▸ **GIVEN PROBLEM**
Your task is to repeat all of the material exactly.

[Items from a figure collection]
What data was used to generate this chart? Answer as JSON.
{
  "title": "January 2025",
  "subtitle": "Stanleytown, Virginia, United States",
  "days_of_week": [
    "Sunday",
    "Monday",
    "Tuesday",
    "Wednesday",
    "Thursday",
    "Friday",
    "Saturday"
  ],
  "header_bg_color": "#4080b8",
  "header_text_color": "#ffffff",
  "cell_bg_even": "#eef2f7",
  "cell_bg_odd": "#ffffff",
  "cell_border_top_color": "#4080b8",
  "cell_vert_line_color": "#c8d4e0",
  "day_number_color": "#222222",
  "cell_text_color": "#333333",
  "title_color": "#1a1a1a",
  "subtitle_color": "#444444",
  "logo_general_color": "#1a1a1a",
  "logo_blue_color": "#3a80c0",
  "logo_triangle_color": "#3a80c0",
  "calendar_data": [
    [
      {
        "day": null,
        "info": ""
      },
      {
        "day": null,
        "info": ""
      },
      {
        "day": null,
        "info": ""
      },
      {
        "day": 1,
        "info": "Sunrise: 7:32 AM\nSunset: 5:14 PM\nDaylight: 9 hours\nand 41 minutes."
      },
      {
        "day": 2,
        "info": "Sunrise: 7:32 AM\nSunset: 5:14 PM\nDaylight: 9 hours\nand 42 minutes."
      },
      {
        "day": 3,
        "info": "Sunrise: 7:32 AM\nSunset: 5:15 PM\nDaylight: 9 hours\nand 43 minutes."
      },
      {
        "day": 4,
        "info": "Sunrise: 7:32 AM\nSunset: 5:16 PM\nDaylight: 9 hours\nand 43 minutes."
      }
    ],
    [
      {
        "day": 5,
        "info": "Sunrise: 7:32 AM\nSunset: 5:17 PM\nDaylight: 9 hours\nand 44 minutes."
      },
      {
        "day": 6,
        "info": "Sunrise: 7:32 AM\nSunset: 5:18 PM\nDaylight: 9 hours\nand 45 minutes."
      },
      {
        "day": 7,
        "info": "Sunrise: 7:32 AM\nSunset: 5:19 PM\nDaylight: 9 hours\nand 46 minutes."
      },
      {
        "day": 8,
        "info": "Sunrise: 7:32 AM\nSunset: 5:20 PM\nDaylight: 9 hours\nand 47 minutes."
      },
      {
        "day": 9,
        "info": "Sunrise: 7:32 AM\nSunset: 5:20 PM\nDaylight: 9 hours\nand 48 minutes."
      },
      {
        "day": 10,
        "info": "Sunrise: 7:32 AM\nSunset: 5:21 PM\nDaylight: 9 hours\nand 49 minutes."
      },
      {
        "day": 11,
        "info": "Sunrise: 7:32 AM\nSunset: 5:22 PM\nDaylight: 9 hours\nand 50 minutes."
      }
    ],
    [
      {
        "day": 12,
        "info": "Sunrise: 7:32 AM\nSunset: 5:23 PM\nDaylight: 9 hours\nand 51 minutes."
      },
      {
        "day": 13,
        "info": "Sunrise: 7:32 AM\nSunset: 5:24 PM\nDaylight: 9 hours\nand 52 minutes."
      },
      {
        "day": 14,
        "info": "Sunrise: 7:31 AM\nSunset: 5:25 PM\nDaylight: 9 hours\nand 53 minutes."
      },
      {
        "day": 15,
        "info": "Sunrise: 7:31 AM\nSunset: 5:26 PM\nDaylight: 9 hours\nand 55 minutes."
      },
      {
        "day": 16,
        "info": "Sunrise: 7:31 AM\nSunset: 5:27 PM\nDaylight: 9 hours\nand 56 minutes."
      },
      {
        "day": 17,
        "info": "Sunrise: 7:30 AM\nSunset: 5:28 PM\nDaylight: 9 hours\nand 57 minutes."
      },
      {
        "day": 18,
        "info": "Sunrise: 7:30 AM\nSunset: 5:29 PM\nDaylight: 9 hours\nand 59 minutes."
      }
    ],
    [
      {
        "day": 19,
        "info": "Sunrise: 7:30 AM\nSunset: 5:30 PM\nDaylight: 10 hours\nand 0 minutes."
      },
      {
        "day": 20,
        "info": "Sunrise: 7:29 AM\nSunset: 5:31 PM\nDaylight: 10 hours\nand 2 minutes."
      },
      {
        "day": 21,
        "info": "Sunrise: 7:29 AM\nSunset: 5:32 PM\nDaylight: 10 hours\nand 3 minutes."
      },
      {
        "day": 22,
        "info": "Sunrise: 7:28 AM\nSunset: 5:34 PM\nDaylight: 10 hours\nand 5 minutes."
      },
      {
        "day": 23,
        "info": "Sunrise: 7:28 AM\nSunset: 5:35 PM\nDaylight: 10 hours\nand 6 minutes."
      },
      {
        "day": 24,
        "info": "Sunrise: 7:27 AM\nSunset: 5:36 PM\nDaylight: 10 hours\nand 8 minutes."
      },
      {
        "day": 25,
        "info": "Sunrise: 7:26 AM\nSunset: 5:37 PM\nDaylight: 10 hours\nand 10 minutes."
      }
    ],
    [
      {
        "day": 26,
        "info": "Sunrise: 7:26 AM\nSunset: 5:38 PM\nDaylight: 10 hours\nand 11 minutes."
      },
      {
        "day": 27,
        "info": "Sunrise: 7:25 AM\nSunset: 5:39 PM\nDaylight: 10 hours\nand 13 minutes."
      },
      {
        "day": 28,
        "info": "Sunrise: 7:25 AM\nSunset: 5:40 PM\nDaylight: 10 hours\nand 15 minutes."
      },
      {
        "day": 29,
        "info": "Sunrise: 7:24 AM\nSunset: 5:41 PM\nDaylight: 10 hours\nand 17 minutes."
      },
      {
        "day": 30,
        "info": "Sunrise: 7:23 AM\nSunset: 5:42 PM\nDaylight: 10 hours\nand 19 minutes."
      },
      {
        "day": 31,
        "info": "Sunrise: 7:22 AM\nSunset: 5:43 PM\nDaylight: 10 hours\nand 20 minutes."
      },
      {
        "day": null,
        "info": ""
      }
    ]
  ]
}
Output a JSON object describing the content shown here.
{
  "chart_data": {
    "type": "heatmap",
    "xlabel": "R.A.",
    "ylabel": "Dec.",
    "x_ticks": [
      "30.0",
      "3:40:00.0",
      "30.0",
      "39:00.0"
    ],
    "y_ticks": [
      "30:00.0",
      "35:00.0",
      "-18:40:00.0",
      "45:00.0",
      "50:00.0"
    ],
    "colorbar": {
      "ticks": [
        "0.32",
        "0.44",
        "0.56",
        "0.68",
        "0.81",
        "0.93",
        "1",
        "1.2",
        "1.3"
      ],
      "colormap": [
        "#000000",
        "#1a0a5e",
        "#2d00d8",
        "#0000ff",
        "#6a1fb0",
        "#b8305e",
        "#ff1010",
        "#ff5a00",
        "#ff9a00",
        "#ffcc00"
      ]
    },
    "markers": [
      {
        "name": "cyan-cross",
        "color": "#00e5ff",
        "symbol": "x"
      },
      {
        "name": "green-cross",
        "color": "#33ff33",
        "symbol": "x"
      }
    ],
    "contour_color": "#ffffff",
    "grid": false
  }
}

▸ **COMPLETED EXERCISE**
What data was used to generate this chart? Answer as JSON.
{
  "title": "January 2025",
  "subtitle": "Stanleytown, Virginia, United States",
  "days_of_week": [
    "Sunday",
    "Monday",
    "Tuesday",
    "Wednesday",
    "Thursday",
    "Friday",
    "Saturday"
  ],
  "header_bg_color": "#4080b8",
  "header_text_color": "#ffffff",
  "cell_bg_even": "#eef2f7",
  "cell_bg_odd": "#ffffff",
  "cell_border_top_color": "#4080b8",
  "cell_vert_line_color": "#c8d4e0",
  "day_number_color": "#222222",
  "cell_text_color": "#333333",
  "title_color": "#1a1a1a",
  "subtitle_color": "#444444",
  "logo_general_color": "#1a1a1a",
  "logo_blue_color": "#3a80c0",
  "logo_triangle_color": "#3a80c0",
  "calendar_data": [
    [
      {
        "day": null,
        "info": ""
      },
      {
        "day": null,
        "info": ""
      },
      {
        "day": null,
        "info": ""
      },
      {
        "day": 1,
        "info": "Sunrise: 7:32 AM\nSunset: 5:14 PM\nDaylight: 9 hours\nand 41 minutes."
      },
      {
        "day": 2,
        "info": "Sunrise: 7:32 AM\nSunset: 5:14 PM\nDaylight: 9 hours\nand 42 minutes."
      },
      {
        "day": 3,
        "info": "Sunrise: 7:32 AM\nSunset: 5:15 PM\nDaylight: 9 hours\nand 43 minutes."
      },
      {
        "day": 4,
        "info": "Sunrise: 7:32 AM\nSunset: 5:16 PM\nDaylight: 9 hours\nand 43 minutes."
      }
    ],
    [
      {
        "day": 5,
        "info": "Sunrise: 7:32 AM\nSunset: 5:17 PM\nDaylight: 9 hours\nand 44 minutes."
      },
      {
        "day": 6,
        "info": "Sunrise: 7:32 AM\nSunset: 5:18 PM\nDaylight: 9 hours\nand 45 minutes."
      },
      {
        "day": 7,
        "info": "Sunrise: 7:32 AM\nSunset: 5:19 PM\nDaylight: 9 hours\nand 46 minutes."
      },
      {
        "day": 8,
        "info": "Sunrise: 7:32 AM\nSunset: 5:20 PM\nDaylight: 9 hours\nand 47 minutes."
      },
      {
        "day": 9,
        "info": "Sunrise: 7:32 AM\nSunset: 5:20 PM\nDaylight: 9 hours\nand 48 minutes."
      },
      {
        "day": 10,
        "info": "Sunrise: 7:32 AM\nSunset: 5:21 PM\nDaylight: 9 hours\nand 49 minutes."
      },
      {
        "day": 11,
        "info": "Sunrise: 7:32 AM\nSunset: 5:22 PM\nDaylight: 9 hours\nand 50 minutes."
      }
    ],
    [
      {
        "day": 12,
        "info": "Sunrise: 7:32 AM\nSunset: 5:23 PM\nDaylight: 9 hours\nand 51 minutes."
      },
      {
        "day": 13,
        "info": "Sunrise: 7:32 AM\nSunset: 5:24 PM\nDaylight: 9 hours\nand 52 minutes."
      },
      {
        "day": 14,
        "info": "Sunrise: 7:31 AM\nSunset: 5:25 PM\nDaylight: 9 hours\nand 53 minutes."
      },
      {
        "day": 15,
        "info": "Sunrise: 7:31 AM\nSunset: 5:26 PM\nDaylight: 9 hours\nand 55 minutes."
      },
      {
        "day": 16,
        "info": "Sunrise: 7:31 AM\nSunset: 5:27 PM\nDaylight: 9 hours\nand 56 minutes."
      },
      {
        "day": 17,
        "info": "Sunrise: 7:30 AM\nSunset: 5:28 PM\nDaylight: 9 hours\nand 57 minutes."
      },
      {
        "day": 18,
        "info": "Sunrise: 7:30 AM\nSunset: 5:29 PM\nDaylight: 9 hours\nand 59 minutes."
      }
    ],
    [
      {
        "day": 19,
        "info": "Sunrise: 7:30 AM\nSunset: 5:30 PM\nDaylight: 10 hours\nand 0 minutes."
      },
      {
        "day": 20,
        "info": "Sunrise: 7:29 AM\nSunset: 5:31 PM\nDaylight: 10 hours\nand 2 minutes."
      },
      {
        "day": 21,
        "info": "Sunrise: 7:29 AM\nSunset: 5:32 PM\nDaylight: 10 hours\nand 3 minutes."
      },
      {
        "day": 22,
        "info": "Sunrise: 7:28 AM\nSunset: 5:34 PM\nDaylight: 10 hours\nand 5 minutes."
      },
      {
        "day": 23,
        "info": "Sunrise: 7:28 AM\nSunset: 5:35 PM\nDaylight: 10 hours\nand 6 minutes."
      },
      {
        "day": 24,
        "info": "Sunrise: 7:27 AM\nSunset: 5:36 PM\nDaylight: 10 hours\nand 8 minutes."
      },
      {
        "day": 25,
        "info": "Sunrise: 7:26 AM\nSunset: 5:37 PM\nDaylight: 10 hours\nand 10 minutes."
      }
    ],
    [
      {
        "day": 26,
        "info": "Sunrise: 7:26 AM\nSunset: 5:38 PM\nDaylight: 10 hours\nand 11 minutes."
      },
      {
        "day": 27,
        "info": "Sunrise: 7:25 AM\nSunset: 5:39 PM\nDaylight: 10 hours\nand 13 minutes."
      },
      {
        "day": 28,
        "info": "Sunrise: 7:25 AM\nSunset: 5:40 PM\nDaylight: 10 hours\nand 15 minutes."
      },
      {
        "day": 29,
        "info": "Sunrise: 7:24 AM\nSunset: 5:41 PM\nDaylight: 10 hours\nand 17 minutes."
      },
      {
        "day": 30,
        "info": "Sunrise: 7:23 AM\nSunset: 5:42 PM\nDaylight: 10 hours\nand 19 minutes."
      },
      {
        "day": 31,
        "info": "Sunrise: 7:22 AM\nSunset: 5:43 PM\nDaylight: 10 hours\nand 20 minutes."
      },
      {
        "day": null,
        "info": ""
      }
    ]
  ]
}
Output a JSON object describing the content shown here.
{
  "chart_data": {
    "type": "heatmap",
    "xlabel": "R.A.",
    "ylabel": "Dec.",
    "x_ticks": [
      "30.0",
      "3:40:00.0",
      "30.0",
      "39:00.0"
    ],
    "y_ticks": [
      "30:00.0",
      "35:00.0",
      "-18:40:00.0",
      "45:00.0",
      "50:00.0"
    ],
    "colorbar": {
      "ticks": [
        "0.32",
        "0.44",
        "0.56",
        "0.68",
        "0.81",
        "0.93",
        "1",
        "1.2",
        "1.3"
      ],
      "colormap": [
        "#000000",
        "#1a0a5e",
        "#2d00d8",
        "#0000ff",
        "#6a1fb0",
        "#b8305e",
        "#ff1010",
        "#ff5a00",
        "#ff9a00",
        "#ffcc00"
      ]
    },
    "markers": [
      {
        "name": "cyan-cross",
        "color": "#00e5ff",
        "symbol": "x"
      },
      {
        "name": "green-cross",
        "color": "#33ff33",
        "symbol": "x"
      }
    ],
    "contour_color": "#ffffff",
    "grid": false
  }
}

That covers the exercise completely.